Your task -> Copy each line of the data below, character for character.

Recorded data:
□ □ □ □ □ □ □

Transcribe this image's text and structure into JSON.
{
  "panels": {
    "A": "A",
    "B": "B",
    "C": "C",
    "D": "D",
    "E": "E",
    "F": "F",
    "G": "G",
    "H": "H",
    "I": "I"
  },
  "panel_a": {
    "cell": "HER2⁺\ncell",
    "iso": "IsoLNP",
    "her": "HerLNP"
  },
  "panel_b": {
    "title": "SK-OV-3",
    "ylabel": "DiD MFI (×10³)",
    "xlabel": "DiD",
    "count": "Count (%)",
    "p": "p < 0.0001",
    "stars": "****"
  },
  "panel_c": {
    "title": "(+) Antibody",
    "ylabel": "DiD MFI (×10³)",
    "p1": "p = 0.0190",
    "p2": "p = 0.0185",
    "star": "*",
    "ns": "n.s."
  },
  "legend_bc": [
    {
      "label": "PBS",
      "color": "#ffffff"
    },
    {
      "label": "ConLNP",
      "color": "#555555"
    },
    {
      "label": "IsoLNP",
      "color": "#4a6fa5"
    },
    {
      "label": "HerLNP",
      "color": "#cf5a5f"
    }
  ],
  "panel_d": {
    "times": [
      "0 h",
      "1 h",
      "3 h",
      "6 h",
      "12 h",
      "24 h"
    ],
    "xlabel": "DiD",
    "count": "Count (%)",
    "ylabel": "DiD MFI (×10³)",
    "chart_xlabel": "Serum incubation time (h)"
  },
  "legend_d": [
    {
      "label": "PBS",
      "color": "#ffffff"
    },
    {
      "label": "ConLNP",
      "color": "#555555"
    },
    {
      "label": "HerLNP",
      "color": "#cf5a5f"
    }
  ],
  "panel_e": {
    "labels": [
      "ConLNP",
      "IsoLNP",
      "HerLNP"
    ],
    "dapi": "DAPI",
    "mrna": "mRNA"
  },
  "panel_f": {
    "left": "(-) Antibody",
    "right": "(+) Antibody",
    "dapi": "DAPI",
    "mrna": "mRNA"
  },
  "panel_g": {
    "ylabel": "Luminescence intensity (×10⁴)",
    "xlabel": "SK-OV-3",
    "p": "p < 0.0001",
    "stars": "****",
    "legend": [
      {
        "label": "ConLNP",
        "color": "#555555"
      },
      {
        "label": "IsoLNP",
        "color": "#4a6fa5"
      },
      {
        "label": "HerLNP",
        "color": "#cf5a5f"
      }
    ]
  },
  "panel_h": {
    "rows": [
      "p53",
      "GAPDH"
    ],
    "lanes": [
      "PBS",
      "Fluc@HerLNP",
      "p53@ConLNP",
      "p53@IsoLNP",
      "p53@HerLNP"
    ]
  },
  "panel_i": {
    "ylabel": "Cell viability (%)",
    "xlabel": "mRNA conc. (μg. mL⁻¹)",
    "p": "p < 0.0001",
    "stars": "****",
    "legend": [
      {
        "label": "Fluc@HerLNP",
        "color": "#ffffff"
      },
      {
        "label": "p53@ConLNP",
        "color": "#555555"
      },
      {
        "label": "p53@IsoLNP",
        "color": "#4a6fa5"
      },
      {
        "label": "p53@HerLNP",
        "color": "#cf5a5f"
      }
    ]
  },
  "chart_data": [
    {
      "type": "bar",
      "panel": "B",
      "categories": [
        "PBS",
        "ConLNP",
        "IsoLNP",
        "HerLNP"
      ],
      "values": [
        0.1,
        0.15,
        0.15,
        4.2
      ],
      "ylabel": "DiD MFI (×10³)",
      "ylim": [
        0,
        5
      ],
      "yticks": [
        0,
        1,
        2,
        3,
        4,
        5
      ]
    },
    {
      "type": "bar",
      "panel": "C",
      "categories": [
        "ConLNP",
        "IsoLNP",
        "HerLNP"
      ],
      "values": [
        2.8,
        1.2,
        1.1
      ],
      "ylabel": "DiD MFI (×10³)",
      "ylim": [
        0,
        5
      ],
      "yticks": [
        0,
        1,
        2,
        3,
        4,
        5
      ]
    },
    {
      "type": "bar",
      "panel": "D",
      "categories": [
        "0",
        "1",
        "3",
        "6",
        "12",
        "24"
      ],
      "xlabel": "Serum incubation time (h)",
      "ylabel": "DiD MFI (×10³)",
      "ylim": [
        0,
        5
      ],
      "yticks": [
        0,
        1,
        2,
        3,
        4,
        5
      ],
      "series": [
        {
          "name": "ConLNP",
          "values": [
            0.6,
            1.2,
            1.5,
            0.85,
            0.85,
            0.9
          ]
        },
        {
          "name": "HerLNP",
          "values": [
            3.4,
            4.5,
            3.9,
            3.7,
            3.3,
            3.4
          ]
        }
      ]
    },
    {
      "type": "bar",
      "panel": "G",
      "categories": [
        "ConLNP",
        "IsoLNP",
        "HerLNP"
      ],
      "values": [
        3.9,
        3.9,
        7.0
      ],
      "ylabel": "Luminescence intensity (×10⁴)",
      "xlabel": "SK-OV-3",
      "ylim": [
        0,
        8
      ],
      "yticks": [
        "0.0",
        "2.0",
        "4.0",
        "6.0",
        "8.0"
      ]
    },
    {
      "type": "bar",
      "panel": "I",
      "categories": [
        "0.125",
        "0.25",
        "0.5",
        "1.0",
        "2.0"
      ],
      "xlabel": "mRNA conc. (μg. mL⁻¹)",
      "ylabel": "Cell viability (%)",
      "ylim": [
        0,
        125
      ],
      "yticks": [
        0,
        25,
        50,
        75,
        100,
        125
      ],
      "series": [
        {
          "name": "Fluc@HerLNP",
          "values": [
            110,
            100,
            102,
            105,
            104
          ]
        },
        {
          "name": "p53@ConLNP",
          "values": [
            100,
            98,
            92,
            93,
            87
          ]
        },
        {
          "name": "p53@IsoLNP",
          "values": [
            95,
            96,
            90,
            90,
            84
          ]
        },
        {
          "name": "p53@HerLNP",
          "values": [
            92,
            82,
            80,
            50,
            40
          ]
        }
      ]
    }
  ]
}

□ □ □ □ □ □ □

Task answer ->
Transcribe this image's text and structure into JSON.
{
  "panels": {
    "A": "A",
    "B": "B",
    "C": "C",
    "D": "D",
    "E": "E",
    "F": "F",
    "G": "G",
    "H": "H",
    "I": "I"
  },
  "panel_a": {
    "cell": "HER2⁺\ncell",
    "iso": "IsoLNP",
    "her": "HerLNP"
  },
  "panel_b": {
    "title": "SK-OV-3",
    "ylabel": "DiD MFI (×10³)",
    "xlabel": "DiD",
    "count": "Count (%)",
    "p": "p < 0.0001",
    "stars": "****"
  },
  "panel_c": {
    "title": "(+) Antibody",
    "ylabel": "DiD MFI (×10³)",
    "p1": "p = 0.0190",
    "p2": "p = 0.0185",
    "star": "*",
    "ns": "n.s."
  },
  "legend_bc": [
    {
      "label": "PBS",
      "color": "#ffffff"
    },
    {
      "label": "ConLNP",
      "color": "#555555"
    },
    {
      "label": "IsoLNP",
      "color": "#4a6fa5"
    },
    {
      "label": "HerLNP",
      "color": "#cf5a5f"
    }
  ],
  "panel_d": {
    "times": [
      "0 h",
      "1 h",
      "3 h",
      "6 h",
      "12 h",
      "24 h"
    ],
    "xlabel": "DiD",
    "count": "Count (%)",
    "ylabel": "DiD MFI (×10³)",
    "chart_xlabel": "Serum incubation time (h)"
  },
  "legend_d": [
    {
      "label": "PBS",
      "color": "#ffffff"
    },
    {
      "label": "ConLNP",
      "color": "#555555"
    },
    {
      "label": "HerLNP",
      "color": "#cf5a5f"
    }
  ],
  "panel_e": {
    "labels": [
      "ConLNP",
      "IsoLNP",
      "HerLNP"
    ],
    "dapi": "DAPI",
    "mrna": "mRNA"
  },
  "panel_f": {
    "left": "(-) Antibody",
    "right": "(+) Antibody",
    "dapi": "DAPI",
    "mrna": "mRNA"
  },
  "panel_g": {
    "ylabel": "Luminescence intensity (×10⁴)",
    "xlabel": "SK-OV-3",
    "p": "p < 0.0001",
    "stars": "****",
    "legend": [
      {
        "label": "ConLNP",
        "color": "#555555"
      },
      {
        "label": "IsoLNP",
        "color": "#4a6fa5"
      },
      {
        "label": "HerLNP",
        "color": "#cf5a5f"
      }
    ]
  },
  "panel_h": {
    "rows": [
      "p53",
      "GAPDH"
    ],
    "lanes": [
      "PBS",
      "Fluc@HerLNP",
      "p53@ConLNP",
      "p53@IsoLNP",
      "p53@HerLNP"
    ]
  },
  "panel_i": {
    "ylabel": "Cell viability (%)",
    "xlabel": "mRNA conc. (μg. mL⁻¹)",
    "p": "p < 0.0001",
    "stars": "****",
    "legend": [
      {
        "label": "Fluc@HerLNP",
        "color": "#ffffff"
      },
      {
        "label": "p53@ConLNP",
        "color": "#555555"
      },
      {
        "label": "p53@IsoLNP",
        "color": "#4a6fa5"
      },
      {
        "label": "p53@HerLNP",
        "color": "#cf5a5f"
      }
    ]
  },
  "chart_data": [
    {
      "type": "bar",
      "panel": "B",
      "categories": [
        "PBS",
        "ConLNP",
        "IsoLNP",
        "HerLNP"
      ],
      "values": [
        0.1,
        0.15,
        0.15,
        4.2
      ],
      "ylabel": "DiD MFI (×10³)",
      "ylim": [
        0,
        5
      ],
      "yticks": [
        0,
        1,
        2,
        3,
        4,
        5
      ]
    },
    {
      "type": "bar",
      "panel": "C",
      "categories": [
        "ConLNP",
        "IsoLNP",
        "HerLNP"
      ],
      "values": [
        2.8,
        1.2,
        1.1
      ],
      "ylabel": "DiD MFI (×10³)",
      "ylim": [
        0,
        5
      ],
      "yticks": [
        0,
        1,
        2,
        3,
        4,
        5
      ]
    },
    {
      "type": "bar",
      "panel": "D",
      "categories": [
        "0",
        "1",
        "3",
        "6",
        "12",
        "24"
      ],
      "xlabel": "Serum incubation time (h)",
      "ylabel": "DiD MFI (×10³)",
      "ylim": [
        0,
        5
      ],
      "yticks": [
        0,
        1,
        2,
        3,
        4,
        5
      ],
      "series": [
        {
          "name": "ConLNP",
          "values": [
            0.6,
            1.2,
            1.5,
            0.85,
            0.85,
            0.9
          ]
        },
        {
          "name": "HerLNP",
          "values": [
            3.4,
            4.5,
            3.9,
            3.7,
            3.3,
            3.4
          ]
        }
      ]
    },
    {
      "type": "bar",
      "panel": "G",
      "categories": [
        "ConLNP",
        "IsoLNP",
        "HerLNP"
      ],
      "values": [
        3.9,
        3.9,
        7.0
      ],
      "ylabel": "Luminescence intensity (×10⁴)",
      "xlabel": "SK-OV-3",
      "ylim": [
        0,
        8
      ],
      "yticks": [
        "0.0",
        "2.0",
        "4.0",
        "6.0",
        "8.0"
      ]
    },
    {
      "type": "bar",
      "panel": "I",
      "categories": [
        "0.125",
        "0.25",
        "0.5",
        "1.0",
        "2.0"
      ],
      "xlabel": "mRNA conc. (μg. mL⁻¹)",
      "ylabel": "Cell viability (%)",
      "ylim": [
        0,
        125
      ],
      "yticks": [
        0,
        25,
        50,
        75,
        100,
        125
      ],
      "series": [
        {
          "name": "Fluc@HerLNP",
          "values": [
            110,
            100,
            102,
            105,
            104
          ]
        },
        {
          "name": "p53@ConLNP",
          "values": [
            100,
            98,
            92,
            93,
            87
          ]
        },
        {
          "name": "p53@IsoLNP",
          "values": [
            95,
            96,
            90,
            90,
            84
          ]
        },
        {
          "name": "p53@HerLNP",
          "values": [
            92,
            82,
            80,
            50,
            40
          ]
        }
      ]
    }
  ]
}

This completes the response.